| DO THIS |
Only the lines from the one with "Convert this screenshot" to the end of the data below should be given again, exactly, with both ends included and pictures omitted.

*** GIVEN DATA

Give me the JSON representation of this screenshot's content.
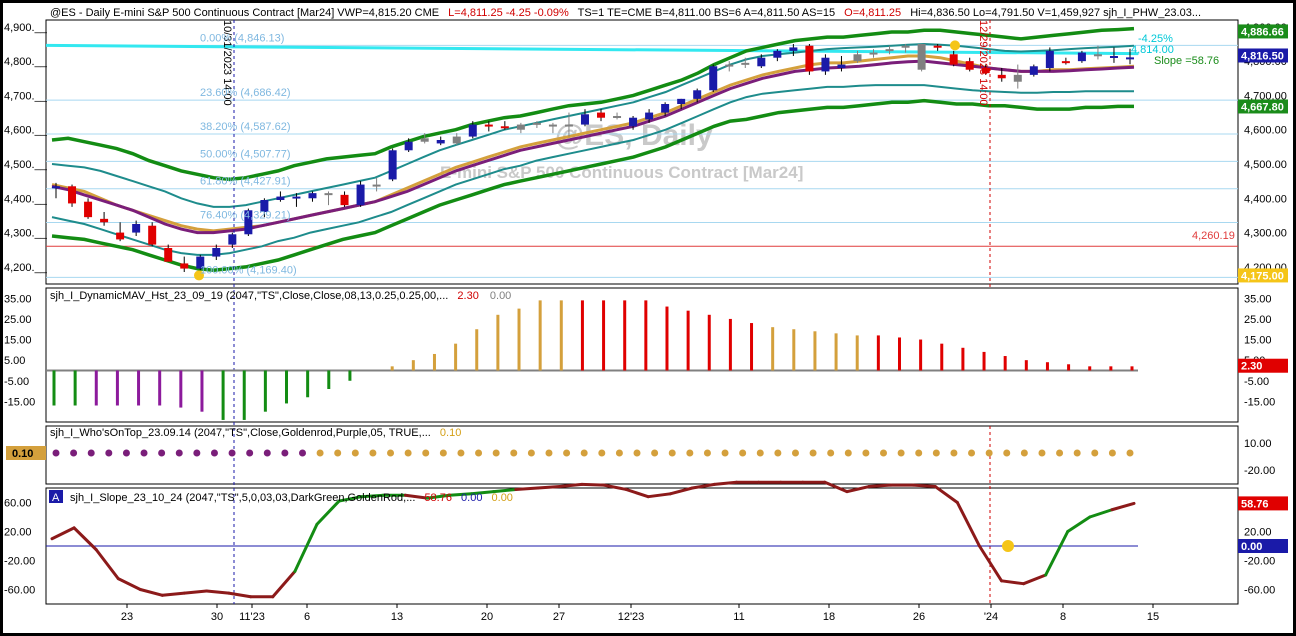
{
  "header": {
    "symbol_line": "@ES - Daily  E-mini S&P 500 Continuous Contract [Mar24]  VWP=4,815.20  CME",
    "change_line": "L=4,811.25  -4.25  -0.09%",
    "stats_line": "TS=1  TE=CME  B=4,811.00  BS=6  A=4,811.50  AS=15",
    "ohlc_open": "O=4,811.25",
    "ohlc_rest": "Hi=4,836.50  Lo=4,791.50  V=1,459,927  sjh_I_PHW_23.03..."
  },
  "watermark": {
    "line1": "@ES, Daily",
    "line2": "E-mini S&P 500 Continuous Contract [Mar24]"
  },
  "fib_labels": [
    "0.00% (4,846.13)",
    "23.60% (4,686.42)",
    "38.20% (4,587.62)",
    "50.00% (4,507.77)",
    "61.80% (4,427.91)",
    "76.40% (4,329.21)",
    "100.00% (4,169.40)"
  ],
  "annotations": {
    "vline1": "10/31/2023 14:00",
    "vline2": "12/29/2023 14:00",
    "pct_label": "-4.25%",
    "level_label": "4,814.00",
    "slope_label": "Slope =58.76",
    "red_level": "4,260.19"
  },
  "price_pane": {
    "yticks": [
      "4,900.__",
      "4,800.__",
      "4,700.__",
      "4,600.__",
      "4,500.__",
      "4,400.__",
      "4,300.__",
      "4,200.__"
    ],
    "right_ticks": [
      "4,900.00",
      "4,800.00",
      "4,700.00",
      "4,600.00",
      "4,500.00",
      "4,400.00",
      "4,300.00",
      "4,200.00"
    ],
    "tags": [
      {
        "text": "4,886.66",
        "color": "#1a8c1a"
      },
      {
        "text": "4,816.50",
        "color": "#1a1aa8"
      },
      {
        "text": "4,667.80",
        "color": "#1a8c1a"
      },
      {
        "text": "4,175.00",
        "color": "#f5c518"
      }
    ]
  },
  "hist_pane": {
    "title": "sjh_I_DynamicMAV_Hst_23_09_19 (2047,\"TS\",Close,Close,08,13,0.25,0.25,00,...",
    "val1": "2.30",
    "val2": "0.00",
    "yticks": [
      "35.00",
      "25.00",
      "15.00",
      "5.00",
      "-5.00",
      "-15.00"
    ],
    "tag": "2.30"
  },
  "dots_pane": {
    "title": "sjh_I_Who'sOnTop_23.09.14 (2047,\"TS\",Close,Goldenrod,Purple,05,  TRUE,...",
    "val1": "0.10",
    "yticks": [
      "10.00",
      "-20.00"
    ],
    "tag": "0.10"
  },
  "slope_pane": {
    "badge": "A",
    "title": "sjh_I_Slope_23_10_24 (2047,\"TS\",5,0,03,03,DarkGreen,GoldenRod,...",
    "val1": "58.76",
    "val2": "0.00",
    "val3": "0.00",
    "yticks": [
      "60.00",
      "20.00",
      "-20.00",
      "-60.00"
    ],
    "tag1": "58.76",
    "tag2": "0.00"
  },
  "xaxis": {
    "labels": [
      "23",
      "30",
      "11'23",
      "6",
      "13",
      "20",
      "27",
      "12'23",
      "11",
      "18",
      "26",
      "'24",
      "8",
      "15"
    ]
  },
  "chart_data": {
    "type": "candlestick",
    "title": "@ES - Daily E-mini S&P 500 Continuous Contract [Mar24]",
    "ylim": [
      4150,
      4920
    ],
    "candles": [
      {
        "o": 4430,
        "h": 4445,
        "l": 4400,
        "c": 4435,
        "col": "up"
      },
      {
        "o": 4435,
        "h": 4440,
        "l": 4375,
        "c": 4385,
        "col": "dn"
      },
      {
        "o": 4390,
        "h": 4400,
        "l": 4340,
        "c": 4345,
        "col": "dn"
      },
      {
        "o": 4340,
        "h": 4360,
        "l": 4320,
        "c": 4330,
        "col": "dn"
      },
      {
        "o": 4300,
        "h": 4330,
        "l": 4275,
        "c": 4280,
        "col": "dn"
      },
      {
        "o": 4300,
        "h": 4335,
        "l": 4290,
        "c": 4325,
        "col": "up"
      },
      {
        "o": 4320,
        "h": 4330,
        "l": 4260,
        "c": 4265,
        "col": "dn"
      },
      {
        "o": 4255,
        "h": 4265,
        "l": 4215,
        "c": 4215,
        "col": "dn"
      },
      {
        "o": 4210,
        "h": 4230,
        "l": 4185,
        "c": 4195,
        "col": "dn"
      },
      {
        "o": 4195,
        "h": 4235,
        "l": 4190,
        "c": 4230,
        "col": "up"
      },
      {
        "o": 4230,
        "h": 4265,
        "l": 4220,
        "c": 4255,
        "col": "up"
      },
      {
        "o": 4265,
        "h": 4300,
        "l": 4255,
        "c": 4295,
        "col": "up"
      },
      {
        "o": 4295,
        "h": 4370,
        "l": 4290,
        "c": 4365,
        "col": "up"
      },
      {
        "o": 4360,
        "h": 4400,
        "l": 4345,
        "c": 4395,
        "col": "up"
      },
      {
        "o": 4395,
        "h": 4420,
        "l": 4390,
        "c": 4405,
        "col": "up"
      },
      {
        "o": 4405,
        "h": 4415,
        "l": 4375,
        "c": 4400,
        "col": "up"
      },
      {
        "o": 4400,
        "h": 4420,
        "l": 4390,
        "c": 4415,
        "col": "up"
      },
      {
        "o": 4415,
        "h": 4420,
        "l": 4380,
        "c": 4410,
        "col": "neutral"
      },
      {
        "o": 4410,
        "h": 4420,
        "l": 4375,
        "c": 4380,
        "col": "dn"
      },
      {
        "o": 4380,
        "h": 4450,
        "l": 4375,
        "c": 4440,
        "col": "up"
      },
      {
        "o": 4440,
        "h": 4460,
        "l": 4420,
        "c": 4435,
        "col": "neutral"
      },
      {
        "o": 4455,
        "h": 4545,
        "l": 4450,
        "c": 4540,
        "col": "up"
      },
      {
        "o": 4540,
        "h": 4575,
        "l": 4535,
        "c": 4565,
        "col": "up"
      },
      {
        "o": 4565,
        "h": 4590,
        "l": 4560,
        "c": 4575,
        "col": "neutral"
      },
      {
        "o": 4570,
        "h": 4580,
        "l": 4555,
        "c": 4560,
        "col": "up"
      },
      {
        "o": 4560,
        "h": 4590,
        "l": 4555,
        "c": 4580,
        "col": "neutral"
      },
      {
        "o": 4580,
        "h": 4625,
        "l": 4575,
        "c": 4615,
        "col": "up"
      },
      {
        "o": 4615,
        "h": 4625,
        "l": 4595,
        "c": 4610,
        "col": "dn"
      },
      {
        "o": 4610,
        "h": 4625,
        "l": 4600,
        "c": 4605,
        "col": "dn"
      },
      {
        "o": 4600,
        "h": 4620,
        "l": 4590,
        "c": 4615,
        "col": "neutral"
      },
      {
        "o": 4615,
        "h": 4625,
        "l": 4605,
        "c": 4620,
        "col": "neutral"
      },
      {
        "o": 4615,
        "h": 4620,
        "l": 4590,
        "c": 4615,
        "col": "neutral"
      },
      {
        "o": 4610,
        "h": 4650,
        "l": 4580,
        "c": 4615,
        "col": "neutral"
      },
      {
        "o": 4615,
        "h": 4660,
        "l": 4610,
        "c": 4645,
        "col": "up"
      },
      {
        "o": 4650,
        "h": 4660,
        "l": 4625,
        "c": 4635,
        "col": "dn"
      },
      {
        "o": 4640,
        "h": 4650,
        "l": 4630,
        "c": 4640,
        "col": "neutral"
      },
      {
        "o": 4610,
        "h": 4640,
        "l": 4600,
        "c": 4635,
        "col": "up"
      },
      {
        "o": 4630,
        "h": 4660,
        "l": 4620,
        "c": 4650,
        "col": "up"
      },
      {
        "o": 4650,
        "h": 4680,
        "l": 4640,
        "c": 4675,
        "col": "up"
      },
      {
        "o": 4675,
        "h": 4690,
        "l": 4660,
        "c": 4690,
        "col": "up"
      },
      {
        "o": 4690,
        "h": 4720,
        "l": 4680,
        "c": 4715,
        "col": "up"
      },
      {
        "o": 4715,
        "h": 4790,
        "l": 4710,
        "c": 4785,
        "col": "up"
      },
      {
        "o": 4785,
        "h": 4800,
        "l": 4770,
        "c": 4790,
        "col": "neutral"
      },
      {
        "o": 4790,
        "h": 4810,
        "l": 4780,
        "c": 4795,
        "col": "neutral"
      },
      {
        "o": 4785,
        "h": 4820,
        "l": 4780,
        "c": 4810,
        "col": "up"
      },
      {
        "o": 4810,
        "h": 4835,
        "l": 4800,
        "c": 4830,
        "col": "up"
      },
      {
        "o": 4830,
        "h": 4850,
        "l": 4815,
        "c": 4840,
        "col": "up"
      },
      {
        "o": 4845,
        "h": 4850,
        "l": 4760,
        "c": 4770,
        "col": "dn"
      },
      {
        "o": 4770,
        "h": 4820,
        "l": 4760,
        "c": 4810,
        "col": "up"
      },
      {
        "o": 4790,
        "h": 4815,
        "l": 4770,
        "c": 4780,
        "col": "up"
      },
      {
        "o": 4800,
        "h": 4830,
        "l": 4795,
        "c": 4820,
        "col": "neutral"
      },
      {
        "o": 4820,
        "h": 4835,
        "l": 4810,
        "c": 4825,
        "col": "neutral"
      },
      {
        "o": 4830,
        "h": 4845,
        "l": 4820,
        "c": 4835,
        "col": "neutral"
      },
      {
        "o": 4840,
        "h": 4850,
        "l": 4825,
        "c": 4845,
        "col": "neutral"
      },
      {
        "o": 4850,
        "h": 4850,
        "l": 4770,
        "c": 4775,
        "col": "neutral"
      },
      {
        "o": 4845,
        "h": 4850,
        "l": 4830,
        "c": 4840,
        "col": "dn"
      },
      {
        "o": 4820,
        "h": 4830,
        "l": 4785,
        "c": 4790,
        "col": "dn"
      },
      {
        "o": 4800,
        "h": 4810,
        "l": 4770,
        "c": 4775,
        "col": "dn"
      },
      {
        "o": 4780,
        "h": 4790,
        "l": 4760,
        "c": 4765,
        "col": "dn"
      },
      {
        "o": 4760,
        "h": 4780,
        "l": 4740,
        "c": 4750,
        "col": "dn"
      },
      {
        "o": 4740,
        "h": 4790,
        "l": 4720,
        "c": 4760,
        "col": "neutral"
      },
      {
        "o": 4760,
        "h": 4790,
        "l": 4755,
        "c": 4785,
        "col": "up"
      },
      {
        "o": 4780,
        "h": 4840,
        "l": 4770,
        "c": 4830,
        "col": "up"
      },
      {
        "o": 4800,
        "h": 4810,
        "l": 4790,
        "c": 4800,
        "col": "dn"
      },
      {
        "o": 4800,
        "h": 4830,
        "l": 4795,
        "c": 4825,
        "col": "up"
      },
      {
        "o": 4815,
        "h": 4845,
        "l": 4805,
        "c": 4820,
        "col": "neutral"
      },
      {
        "o": 4815,
        "h": 4840,
        "l": 4795,
        "c": 4815,
        "col": "up"
      },
      {
        "o": 4810,
        "h": 4836,
        "l": 4791,
        "c": 4811,
        "col": "up"
      }
    ],
    "fib_levels": [
      4846.13,
      4686.42,
      4587.62,
      4507.77,
      4427.91,
      4329.21,
      4169.4
    ],
    "red_level": 4260.19,
    "cyan_line": [
      4846,
      4822
    ],
    "bands": {
      "upper_green": [
        4570,
        4575,
        4565,
        4555,
        4545,
        4530,
        4510,
        4495,
        4480,
        4470,
        4460,
        4455,
        4460,
        4470,
        4480,
        4495,
        4505,
        4515,
        4520,
        4525,
        4530,
        4550,
        4565,
        4580,
        4590,
        4600,
        4615,
        4625,
        4635,
        4640,
        4650,
        4660,
        4670,
        4675,
        4680,
        4690,
        4700,
        4715,
        4730,
        4745,
        4765,
        4790,
        4810,
        4830,
        4840,
        4850,
        4860,
        4865,
        4870,
        4870,
        4875,
        4880,
        4885,
        4885,
        4890,
        4890,
        4885,
        4880,
        4875,
        4870,
        4865,
        4870,
        4875,
        4880,
        4885,
        4890,
        4892,
        4895
      ],
      "lower_green": [
        4290,
        4285,
        4280,
        4270,
        4260,
        4250,
        4235,
        4220,
        4205,
        4195,
        4190,
        4195,
        4200,
        4210,
        4220,
        4235,
        4250,
        4265,
        4280,
        4290,
        4300,
        4320,
        4340,
        4360,
        4380,
        4395,
        4410,
        4425,
        4440,
        4450,
        4460,
        4470,
        4480,
        4490,
        4500,
        4510,
        4520,
        4535,
        4550,
        4570,
        4590,
        4610,
        4625,
        4630,
        4640,
        4650,
        4655,
        4660,
        4665,
        4665,
        4670,
        4675,
        4680,
        4680,
        4685,
        4680,
        4675,
        4675,
        4670,
        4670,
        4665,
        4660,
        4660,
        4660,
        4665,
        4665,
        4668,
        4668
      ],
      "goldenrod": [
        4440,
        4430,
        4420,
        4400,
        4380,
        4365,
        4350,
        4335,
        4320,
        4310,
        4305,
        4310,
        4315,
        4320,
        4330,
        4340,
        4350,
        4360,
        4370,
        4380,
        4390,
        4410,
        4430,
        4450,
        4470,
        4490,
        4505,
        4520,
        4535,
        4550,
        4560,
        4570,
        4580,
        4590,
        4600,
        4610,
        4620,
        4635,
        4650,
        4670,
        4690,
        4710,
        4730,
        4745,
        4760,
        4770,
        4780,
        4790,
        4795,
        4795,
        4800,
        4805,
        4810,
        4815,
        4815,
        4810,
        4800,
        4790,
        4780,
        4775,
        4770,
        4770,
        4775,
        4775,
        4778,
        4780,
        4782,
        4785
      ],
      "purple": [
        4435,
        4425,
        4410,
        4395,
        4380,
        4365,
        4345,
        4325,
        4310,
        4300,
        4300,
        4305,
        4310,
        4320,
        4330,
        4340,
        4350,
        4360,
        4370,
        4380,
        4390,
        4405,
        4420,
        4440,
        4460,
        4480,
        4495,
        4510,
        4525,
        4540,
        4550,
        4560,
        4570,
        4580,
        4590,
        4600,
        4610,
        4625,
        4640,
        4660,
        4680,
        4700,
        4720,
        4735,
        4750,
        4760,
        4770,
        4775,
        4780,
        4782,
        4785,
        4790,
        4795,
        4798,
        4800,
        4795,
        4790,
        4785,
        4780,
        4775,
        4770,
        4770,
        4770,
        4772,
        4775,
        4777,
        4780,
        4782
      ],
      "teal_upper": [
        4500,
        4495,
        4490,
        4480,
        4465,
        4450,
        4435,
        4420,
        4400,
        4385,
        4375,
        4375,
        4380,
        4390,
        4400,
        4410,
        4420,
        4430,
        4440,
        4450,
        4460,
        4480,
        4500,
        4520,
        4540,
        4555,
        4570,
        4585,
        4600,
        4610,
        4620,
        4630,
        4640,
        4650,
        4660,
        4670,
        4680,
        4695,
        4710,
        4730,
        4750,
        4770,
        4790,
        4805,
        4815,
        4820,
        4825,
        4830,
        4835,
        4838,
        4840,
        4842,
        4845,
        4848,
        4850,
        4848,
        4845,
        4840,
        4835,
        4830,
        4828,
        4830,
        4832,
        4835,
        4838,
        4840,
        4842,
        4845
      ],
      "teal_lower": [
        4345,
        4335,
        4325,
        4310,
        4295,
        4280,
        4265,
        4250,
        4240,
        4235,
        4235,
        4240,
        4250,
        4260,
        4275,
        4285,
        4300,
        4310,
        4320,
        4330,
        4345,
        4360,
        4380,
        4400,
        4420,
        4440,
        4455,
        4470,
        4485,
        4495,
        4510,
        4520,
        4530,
        4540,
        4550,
        4560,
        4570,
        4585,
        4600,
        4620,
        4640,
        4660,
        4680,
        4695,
        4705,
        4710,
        4715,
        4720,
        4725,
        4725,
        4728,
        4730,
        4730,
        4730,
        4730,
        4725,
        4720,
        4715,
        4712,
        4710,
        4708,
        4708,
        4710,
        4710,
        4712,
        4712,
        4712,
        4712
      ]
    },
    "histogram": [
      -17,
      -17,
      -17,
      -17,
      -17,
      -17,
      -18,
      -20,
      -24,
      -24,
      -20,
      -16,
      -13,
      -9,
      -5,
      0,
      2,
      5,
      8,
      13,
      20,
      27,
      30,
      34,
      34,
      34,
      34,
      34,
      34,
      31,
      29,
      27,
      25,
      23,
      21,
      20,
      19,
      18,
      17,
      17,
      16,
      15,
      13,
      11,
      9,
      7,
      5,
      4,
      3,
      2,
      2,
      2
    ],
    "hist_colors": [
      "green",
      "green",
      "purple",
      "purple",
      "purple",
      "purple",
      "purple",
      "purple",
      "green",
      "green",
      "green",
      "green",
      "green",
      "green",
      "green",
      "goldenrod",
      "goldenrod",
      "goldenrod",
      "goldenrod",
      "goldenrod",
      "goldenrod",
      "goldenrod",
      "goldenrod",
      "goldenrod",
      "goldenrod",
      "red",
      "red",
      "red",
      "red",
      "red",
      "red",
      "red",
      "red",
      "red",
      "goldenrod",
      "goldenrod",
      "goldenrod",
      "goldenrod",
      "goldenrod",
      "red",
      "red",
      "red",
      "red",
      "red",
      "red",
      "red",
      "red",
      "red",
      "red",
      "red",
      "red",
      "red"
    ],
    "dot_colors_purple_count": 15,
    "dot_count": 62,
    "slope": [
      10,
      25,
      -5,
      -45,
      -60,
      -68,
      -65,
      -62,
      -65,
      -70,
      -70,
      -35,
      30,
      62,
      68,
      70,
      70,
      66,
      70,
      72,
      75,
      78,
      80,
      82,
      85,
      84,
      78,
      68,
      72,
      80,
      85,
      88,
      88,
      88,
      88,
      88,
      75,
      82,
      84,
      84,
      82,
      60,
      0,
      -48,
      -52,
      -40,
      20,
      40,
      50,
      58.76
    ]
  }
}
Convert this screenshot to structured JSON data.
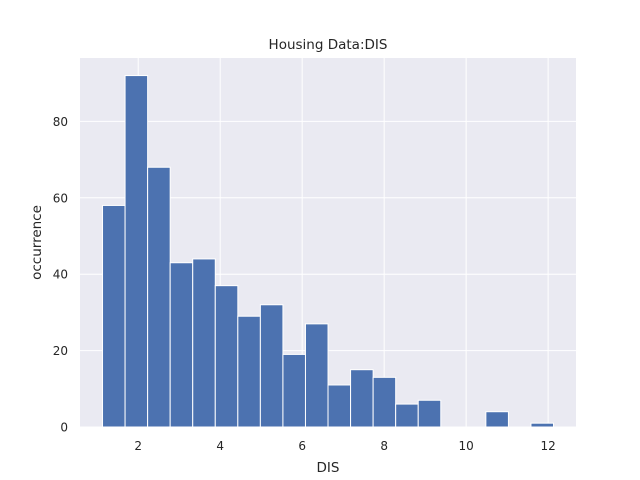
{
  "chart_data": {
    "type": "bar",
    "title": "Housing Data:DIS",
    "xlabel": "DIS",
    "ylabel": "occurrence",
    "bin_edges": [
      1.1296,
      1.6797,
      2.2298,
      2.7799,
      3.33,
      3.8801,
      4.4302,
      4.9803,
      5.5304,
      6.0805,
      6.6306,
      7.1807,
      7.7308,
      8.2809,
      8.831,
      9.3811,
      9.9312,
      10.4813,
      11.0314,
      11.5815,
      12.1316
    ],
    "values": [
      58,
      92,
      68,
      43,
      44,
      37,
      29,
      32,
      19,
      27,
      11,
      15,
      13,
      6,
      7,
      0,
      0,
      4,
      0,
      1
    ],
    "xlim": [
      0.58,
      12.68
    ],
    "ylim": [
      0,
      96.6
    ],
    "xticks": [
      2,
      4,
      6,
      8,
      10,
      12
    ],
    "yticks": [
      0,
      20,
      40,
      60,
      80
    ],
    "grid": true,
    "colors": {
      "bar": "#4c72b0",
      "plot_background": "#eaeaf2",
      "grid": "#ffffff",
      "text": "#262626"
    }
  }
}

******

| FINISHED TASK |
Convert this screenshot to structured JSON data.
{
  "chart_data": {
    "type": "bar",
    "title": "Housing Data:DIS",
    "xlabel": "DIS",
    "ylabel": "occurrence",
    "bin_edges": [
      1.1296,
      1.6797,
      2.2298,
      2.7799,
      3.33,
      3.8801,
      4.4302,
      4.9803,
      5.5304,
      6.0805,
      6.6306,
      7.1807,
      7.7308,
      8.2809,
      8.831,
      9.3811,
      9.9312,
      10.4813,
      11.0314,
      11.5815,
      12.1316
    ],
    "values": [
      58,
      92,
      68,
      43,
      44,
      37,
      29,
      32,
      19,
      27,
      11,
      15,
      13,
      6,
      7,
      0,
      0,
      4,
      0,
      1
    ],
    "xlim": [
      0.58,
      12.68
    ],
    "ylim": [
      0,
      96.6
    ],
    "xticks": [
      2,
      4,
      6,
      8,
      10,
      12
    ],
    "yticks": [
      0,
      20,
      40,
      60,
      80
    ],
    "grid": true,
    "colors": {
      "bar": "#4c72b0",
      "plot_background": "#eaeaf2",
      "grid": "#ffffff",
      "text": "#262626"
    }
  }
}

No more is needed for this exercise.